Eleição presidencial na Colômbia se converte em referendo sobre as Farc

Tudo ou nada. Aposta alta de Juan Manuel Santos, diálogo com a guerrilha se impõe como ponto-chave da sua campanha à reeleição; ao mesmo tempo, futuro das conversações, que nunca chegaram tão longe, dependerá dos resultados do próximo domingo

Renata Tranches, O Estado de S.Paulo

18 Maio 2014 | 02h04

A eleição presidencial na Colômbia consolida-se, na reta final, como um referendo sobre o diálogo entre governo e Forças Armadas Revolucionárias da Colômbia (Farc). Somando avanços sem precedentes, as conversações de paz têm se mostrado determinantes para o futuro do presidente Juan Manuel Santos. Ao mesmo tempo, o sucesso delas está ligado a um segundo mandato do líder.

Nessa relação de interdependência, os dois lados parecem correr contra o tempo. Na sexta-feira, depois de meses de negociação, eles anunciaram a conclusão do acordo sobre o ponto de número 4 e um dos mais delicados entre os seis da agenda estabelecida em 2012 (o que trata do cultivo, consumo e produção de drogas ilícitas). Outros dois já foram concluídos. O anúncio era esperado para a próxima quinta-feira, mas foi feito um dia depois da pesquisa Cifras y Conceptos apontar uma votação acirrada no próximo domingo, mostrando um inevitável segundo turno entre Santos e Óscar Iván Zuluaga.

__Material fornecido__:
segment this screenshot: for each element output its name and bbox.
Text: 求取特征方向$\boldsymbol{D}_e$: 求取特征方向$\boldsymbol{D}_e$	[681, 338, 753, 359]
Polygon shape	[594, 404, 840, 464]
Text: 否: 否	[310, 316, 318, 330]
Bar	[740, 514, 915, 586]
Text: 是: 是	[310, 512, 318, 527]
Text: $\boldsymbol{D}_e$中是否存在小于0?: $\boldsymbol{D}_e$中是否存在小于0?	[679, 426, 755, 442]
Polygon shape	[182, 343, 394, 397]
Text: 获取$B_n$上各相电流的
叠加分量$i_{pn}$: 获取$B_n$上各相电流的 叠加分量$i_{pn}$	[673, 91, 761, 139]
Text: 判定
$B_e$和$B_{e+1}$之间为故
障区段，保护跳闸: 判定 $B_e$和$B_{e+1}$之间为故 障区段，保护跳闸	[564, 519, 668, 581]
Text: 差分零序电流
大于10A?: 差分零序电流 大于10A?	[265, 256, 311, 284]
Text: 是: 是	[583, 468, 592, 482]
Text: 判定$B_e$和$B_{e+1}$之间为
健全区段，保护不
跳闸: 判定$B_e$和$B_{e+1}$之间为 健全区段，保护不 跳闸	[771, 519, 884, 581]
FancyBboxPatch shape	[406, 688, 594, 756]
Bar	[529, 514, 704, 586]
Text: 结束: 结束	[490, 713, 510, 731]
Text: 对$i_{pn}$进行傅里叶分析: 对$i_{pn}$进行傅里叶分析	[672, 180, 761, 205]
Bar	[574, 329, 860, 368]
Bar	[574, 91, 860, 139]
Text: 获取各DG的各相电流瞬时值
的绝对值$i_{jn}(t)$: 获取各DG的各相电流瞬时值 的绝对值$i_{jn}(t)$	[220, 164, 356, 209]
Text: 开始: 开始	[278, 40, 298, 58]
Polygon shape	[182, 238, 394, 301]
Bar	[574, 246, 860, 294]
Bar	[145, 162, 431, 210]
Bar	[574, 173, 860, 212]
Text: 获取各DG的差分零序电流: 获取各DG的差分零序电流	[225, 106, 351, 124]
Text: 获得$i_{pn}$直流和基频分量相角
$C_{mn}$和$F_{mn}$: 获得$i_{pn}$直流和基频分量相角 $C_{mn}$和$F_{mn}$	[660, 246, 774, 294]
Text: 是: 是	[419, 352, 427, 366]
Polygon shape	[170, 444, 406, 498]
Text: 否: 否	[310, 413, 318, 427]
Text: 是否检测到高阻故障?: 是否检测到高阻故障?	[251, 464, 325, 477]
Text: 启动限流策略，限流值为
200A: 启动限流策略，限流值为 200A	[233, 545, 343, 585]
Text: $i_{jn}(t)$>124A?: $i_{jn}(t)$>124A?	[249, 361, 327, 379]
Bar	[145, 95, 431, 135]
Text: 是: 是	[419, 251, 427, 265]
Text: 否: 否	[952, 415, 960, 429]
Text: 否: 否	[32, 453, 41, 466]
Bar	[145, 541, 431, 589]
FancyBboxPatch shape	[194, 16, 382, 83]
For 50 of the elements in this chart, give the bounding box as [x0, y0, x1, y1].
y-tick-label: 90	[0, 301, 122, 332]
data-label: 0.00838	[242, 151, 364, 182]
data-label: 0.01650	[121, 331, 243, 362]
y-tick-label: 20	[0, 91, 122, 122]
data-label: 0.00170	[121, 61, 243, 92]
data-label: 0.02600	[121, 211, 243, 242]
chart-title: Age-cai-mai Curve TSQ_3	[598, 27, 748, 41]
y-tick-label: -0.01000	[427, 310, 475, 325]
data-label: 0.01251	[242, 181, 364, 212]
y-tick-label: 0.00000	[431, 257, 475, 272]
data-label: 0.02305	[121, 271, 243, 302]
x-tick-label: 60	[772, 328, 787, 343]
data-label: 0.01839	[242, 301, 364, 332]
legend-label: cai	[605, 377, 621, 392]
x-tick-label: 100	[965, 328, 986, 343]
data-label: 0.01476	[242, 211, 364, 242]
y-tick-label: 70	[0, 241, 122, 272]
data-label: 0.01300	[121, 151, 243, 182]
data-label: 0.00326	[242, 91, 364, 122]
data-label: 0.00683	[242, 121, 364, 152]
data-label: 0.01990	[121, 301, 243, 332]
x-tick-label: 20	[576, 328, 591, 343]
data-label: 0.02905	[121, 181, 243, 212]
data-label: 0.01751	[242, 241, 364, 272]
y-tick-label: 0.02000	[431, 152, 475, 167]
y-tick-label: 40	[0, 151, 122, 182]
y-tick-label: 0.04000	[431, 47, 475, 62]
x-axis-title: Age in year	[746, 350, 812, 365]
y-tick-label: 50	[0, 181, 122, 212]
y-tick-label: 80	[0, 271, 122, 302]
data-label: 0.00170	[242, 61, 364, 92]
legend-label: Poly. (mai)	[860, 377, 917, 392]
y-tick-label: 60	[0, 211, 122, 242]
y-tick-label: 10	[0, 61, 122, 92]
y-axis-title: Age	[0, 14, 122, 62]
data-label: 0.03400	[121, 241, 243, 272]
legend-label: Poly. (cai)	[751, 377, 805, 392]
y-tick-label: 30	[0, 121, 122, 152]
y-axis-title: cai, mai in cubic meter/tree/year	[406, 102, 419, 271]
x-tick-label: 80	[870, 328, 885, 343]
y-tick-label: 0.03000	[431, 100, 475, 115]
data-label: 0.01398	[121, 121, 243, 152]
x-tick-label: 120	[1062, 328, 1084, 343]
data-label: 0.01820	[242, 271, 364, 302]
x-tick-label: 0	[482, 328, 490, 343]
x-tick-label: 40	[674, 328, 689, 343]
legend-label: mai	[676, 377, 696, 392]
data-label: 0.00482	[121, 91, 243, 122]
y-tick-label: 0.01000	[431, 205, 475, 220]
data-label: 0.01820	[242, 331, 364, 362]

__Tarefas a cumprir__:
a) No trecho sobre a eleição presidencial na Colômbia, qual ponto da agenda de 2012 teve o acordo concluído, conforme o anúncio feito na sexta-feira?
b) Prossiga com o texto sobre a eleição presidencial na Colômbia a partir da última frase apresentada.

__Suas respostas__:
a) O ponto de número 4, que trata do cultivo, consumo e produção de drogas ilícitas.

b)
A campanha dos dois, segundo analistas ouvidos pelo Estado, dividiu os eleitores entre os que apoiam as conversações de paz e os que são favoráveis a uma solução militar.

"O voto para Zuluaga é o voto pelo fim do diálogo e o voto para Santos é para a continuação dele", afirmou Adam Isacson, especialista em Colômbia do centro de estudos Washington Office on Latin America (Wola), em Washington.

Zuluaga deixou claro que o diálogo com a guerrilha - responsável pelo conflito armado mais longo da América Latina - somente continuaria sob suas condições. Uma delas é a punição dos chefes do grupo, como lembrou Carlos Prieto, cientista político da Fundação Ideas Para La Paz, em Bogotá. "Se ele (Zuluaga) for eleito, esse processo de paz não tem muito futuro", disse Prieto.

Santos apostou alto quando lançou as negociações em Havana, um ano e meio atrás. Está em jogo a carreira política do ex-ministro da Defesa de Álvaro Uribe - ex-presidente e contrário ao diálogo, que qualifica de "bofetada na democracia". Isacson lembrou que Zuluaga tenta conquistar exatamente a parcela de eleitores descontente com Santos, que achava que ele daria continuidade às políticas uribistas após ser eleito, em 2010.

Para os observadores, porém, a Colômbia nunca esteve tão perto de chegar a um acordo para encerrar o conflito que já deixou mais de 200 mil mortos desde 1964. "Já temos os acordos prévios, que são as matrizes das demandas históricas do grupo", disse Prieto. "Há um longo caminho a percorrer, mas esse momento é sem precedente." A guerrilha afirmou, na semana passada, que agora, mais do que nunca, a Colômbia tem a possibilidade de alcançar uma paz "estável e duradoura".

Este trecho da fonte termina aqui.